** Begin **

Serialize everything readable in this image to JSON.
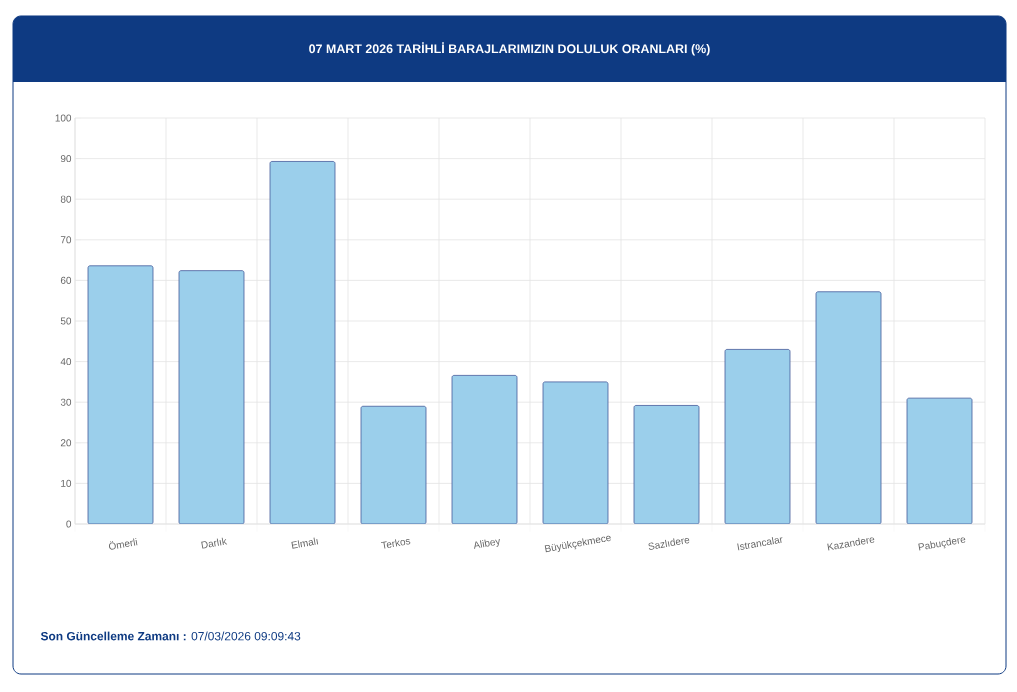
{
  "chart_data": {
    "type": "bar",
    "title": "07 MART 2026 TARİHLİ BARAJLARIMIZIN DOLULUK ORANLARI (%)",
    "categories": [
      "Ömerli",
      "Darlık",
      "Elmalı",
      "Terkos",
      "Alibey",
      "Büyükçekmece",
      "Sazlıdere",
      "Istrancalar",
      "Kazandere",
      "Pabuçdere"
    ],
    "values": [
      63.6,
      62.4,
      89.3,
      29.0,
      36.6,
      35.0,
      29.2,
      43.0,
      57.2,
      31.0
    ],
    "color": "#9bcfeb",
    "ylim": [
      0,
      100
    ],
    "yticks": [
      0,
      10,
      20,
      30,
      40,
      50,
      60,
      70,
      80,
      90,
      100
    ],
    "grid": true,
    "annotations": [
      "**Son Güncelleme Zamanı :** 07/03/2026 09:09:43"
    ]
  }
}
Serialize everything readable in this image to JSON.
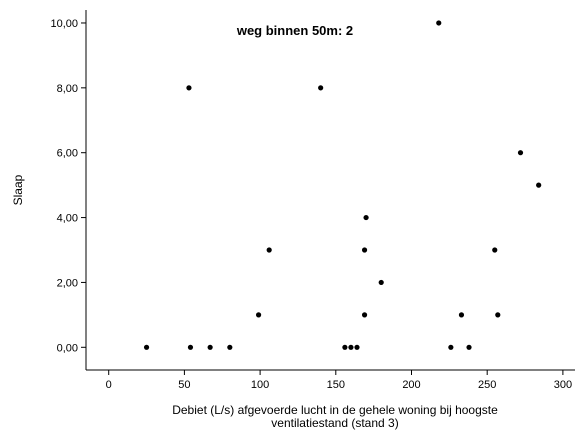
{
  "chart_data": {
    "type": "scatter",
    "title": "weg binnen 50m: 2",
    "xlabel": [
      "Debiet (L/s) afgevoerde lucht in de gehele woning bij hoogste",
      "ventilatiestand (stand 3)"
    ],
    "ylabel": "Slaap",
    "xlim": [
      -15,
      308
    ],
    "ylim": [
      -0.7,
      10.4
    ],
    "xticks": [
      0,
      50,
      100,
      150,
      200,
      250,
      300
    ],
    "xtick_labels": [
      "0",
      "50",
      "100",
      "150",
      "200",
      "250",
      "300"
    ],
    "yticks": [
      0,
      2,
      4,
      6,
      8,
      10
    ],
    "ytick_labels": [
      "0,00",
      "2,00",
      "4,00",
      "6,00",
      "8,00",
      "10,00"
    ],
    "grid": false,
    "marker_color": "#000000",
    "points": [
      {
        "x": 25,
        "y": 0
      },
      {
        "x": 54,
        "y": 0
      },
      {
        "x": 67,
        "y": 0
      },
      {
        "x": 80,
        "y": 0
      },
      {
        "x": 156,
        "y": 0
      },
      {
        "x": 160,
        "y": 0
      },
      {
        "x": 164,
        "y": 0
      },
      {
        "x": 226,
        "y": 0
      },
      {
        "x": 238,
        "y": 0
      },
      {
        "x": 99,
        "y": 1
      },
      {
        "x": 169,
        "y": 1
      },
      {
        "x": 233,
        "y": 1
      },
      {
        "x": 257,
        "y": 1
      },
      {
        "x": 180,
        "y": 2
      },
      {
        "x": 106,
        "y": 3
      },
      {
        "x": 169,
        "y": 3
      },
      {
        "x": 255,
        "y": 3
      },
      {
        "x": 170,
        "y": 4
      },
      {
        "x": 284,
        "y": 5
      },
      {
        "x": 272,
        "y": 6
      },
      {
        "x": 53,
        "y": 8
      },
      {
        "x": 140,
        "y": 8
      },
      {
        "x": 218,
        "y": 10
      }
    ]
  }
}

** End **

**Task prompt:**
Without the pictures, write out the whole listing above exactly as it appears.

**Response:**
Serialize everything readable in this image to JSON.
{
  "chart_data": {
    "type": "bar",
    "title": "07 MART 2026 TARİHLİ BARAJLARIMIZIN DOLULUK ORANLARI (%)",
    "categories": [
      "Ömerli",
      "Darlık",
      "Elmalı",
      "Terkos",
      "Alibey",
      "Büyükçekmece",
      "Sazlıdere",
      "Istrancalar",
      "Kazandere",
      "Pabuçdere"
    ],
    "values": [
      63.6,
      62.4,
      89.3,
      29.0,
      36.6,
      35.0,
      29.2,
      43.0,
      57.2,
      31.0
    ],
    "color": "#9bcfeb",
    "ylim": [
      0,
      100
    ],
    "yticks": [
      0,
      10,
      20,
      30,
      40,
      50,
      60,
      70,
      80,
      90,
      100
    ],
    "grid": true,
    "annotations": [
      "**Son Güncelleme Zamanı :** 07/03/2026 09:09:43"
    ]
  }
}
Serialize everything readable in this image to JSON.
{
  "chart_data": {
    "type": "scatter",
    "title": "weg binnen 50m: 2",
    "xlabel": [
      "Debiet (L/s) afgevoerde lucht in de gehele woning bij hoogste",
      "ventilatiestand (stand 3)"
    ],
    "ylabel": "Slaap",
    "xlim": [
      -15,
      308
    ],
    "ylim": [
      -0.7,
      10.4
    ],
    "xticks": [
      0,
      50,
      100,
      150,
      200,
      250,
      300
    ],
    "xtick_labels": [
      "0",
      "50",
      "100",
      "150",
      "200",
      "250",
      "300"
    ],
    "yticks": [
      0,
      2,
      4,
      6,
      8,
      10
    ],
    "ytick_labels": [
      "0,00",
      "2,00",
      "4,00",
      "6,00",
      "8,00",
      "10,00"
    ],
    "grid": false,
    "marker_color": "#000000",
    "points": [
      {
        "x": 25,
        "y": 0
      },
      {
        "x": 54,
        "y": 0
      },
      {
        "x": 67,
        "y": 0
      },
      {
        "x": 80,
        "y": 0
      },
      {
        "x": 156,
        "y": 0
      },
      {
        "x": 160,
        "y": 0
      },
      {
        "x": 164,
        "y": 0
      },
      {
        "x": 226,
        "y": 0
      },
      {
        "x": 238,
        "y": 0
      },
      {
        "x": 99,
        "y": 1
      },
      {
        "x": 169,
        "y": 1
      },
      {
        "x": 233,
        "y": 1
      },
      {
        "x": 257,
        "y": 1
      },
      {
        "x": 180,
        "y": 2
      },
      {
        "x": 106,
        "y": 3
      },
      {
        "x": 169,
        "y": 3
      },
      {
        "x": 255,
        "y": 3
      },
      {
        "x": 170,
        "y": 4
      },
      {
        "x": 284,
        "y": 5
      },
      {
        "x": 272,
        "y": 6
      },
      {
        "x": 53,
        "y": 8
      },
      {
        "x": 140,
        "y": 8
      },
      {
        "x": 218,
        "y": 10
      }
    ]
  }
}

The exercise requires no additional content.